:: Dataset entries ::
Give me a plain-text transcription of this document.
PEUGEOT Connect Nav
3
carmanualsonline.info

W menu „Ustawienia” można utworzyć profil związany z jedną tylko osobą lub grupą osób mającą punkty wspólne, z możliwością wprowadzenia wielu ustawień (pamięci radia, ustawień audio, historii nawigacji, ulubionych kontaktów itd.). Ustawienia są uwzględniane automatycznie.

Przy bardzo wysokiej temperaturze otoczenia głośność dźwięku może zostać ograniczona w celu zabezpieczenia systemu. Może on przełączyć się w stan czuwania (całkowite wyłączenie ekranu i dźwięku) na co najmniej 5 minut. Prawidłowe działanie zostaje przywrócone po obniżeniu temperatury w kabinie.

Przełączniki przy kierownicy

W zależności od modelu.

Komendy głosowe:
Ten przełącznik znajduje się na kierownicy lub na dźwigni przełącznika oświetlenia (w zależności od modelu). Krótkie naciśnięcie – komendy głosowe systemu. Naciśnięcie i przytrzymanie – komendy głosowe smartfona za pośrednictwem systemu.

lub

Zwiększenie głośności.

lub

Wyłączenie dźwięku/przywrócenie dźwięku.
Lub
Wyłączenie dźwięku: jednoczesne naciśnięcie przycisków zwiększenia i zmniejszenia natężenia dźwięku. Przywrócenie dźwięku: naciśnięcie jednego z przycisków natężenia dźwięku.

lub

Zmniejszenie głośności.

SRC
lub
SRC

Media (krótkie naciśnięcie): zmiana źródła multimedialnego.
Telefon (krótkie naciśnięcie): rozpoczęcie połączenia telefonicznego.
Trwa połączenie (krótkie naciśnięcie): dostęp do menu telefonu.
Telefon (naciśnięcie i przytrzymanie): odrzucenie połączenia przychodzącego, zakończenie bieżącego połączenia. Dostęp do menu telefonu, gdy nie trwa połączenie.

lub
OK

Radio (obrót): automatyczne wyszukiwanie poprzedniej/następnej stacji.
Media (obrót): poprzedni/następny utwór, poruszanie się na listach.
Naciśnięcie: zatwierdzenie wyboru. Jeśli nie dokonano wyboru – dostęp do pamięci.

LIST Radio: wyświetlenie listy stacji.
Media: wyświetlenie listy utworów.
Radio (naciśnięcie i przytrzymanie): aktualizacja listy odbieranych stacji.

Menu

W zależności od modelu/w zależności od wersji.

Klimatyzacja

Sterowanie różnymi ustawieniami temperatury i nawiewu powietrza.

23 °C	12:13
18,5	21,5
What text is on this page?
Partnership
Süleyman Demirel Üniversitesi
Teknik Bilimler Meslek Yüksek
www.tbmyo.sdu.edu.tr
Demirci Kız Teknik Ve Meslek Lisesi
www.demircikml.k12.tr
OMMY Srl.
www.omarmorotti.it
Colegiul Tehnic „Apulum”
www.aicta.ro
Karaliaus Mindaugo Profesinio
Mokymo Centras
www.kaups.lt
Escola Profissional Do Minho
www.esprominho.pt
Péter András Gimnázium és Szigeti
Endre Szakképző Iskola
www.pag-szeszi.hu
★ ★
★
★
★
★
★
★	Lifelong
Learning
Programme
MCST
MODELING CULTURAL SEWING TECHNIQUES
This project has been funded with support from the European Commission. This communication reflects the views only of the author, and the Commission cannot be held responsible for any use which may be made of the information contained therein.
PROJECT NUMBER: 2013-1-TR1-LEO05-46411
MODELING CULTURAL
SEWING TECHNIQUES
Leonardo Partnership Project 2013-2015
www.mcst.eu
:::
Objective>
Which lines of the data above contain "listy"? Copy each one.

Solution below>
LIST Radio: wyświetlenie listy stacji.
Media: wyświetlenie listy utworów.
Radio (naciśnięcie i przytrzymanie): aktualizacja listy odbieranych stacji.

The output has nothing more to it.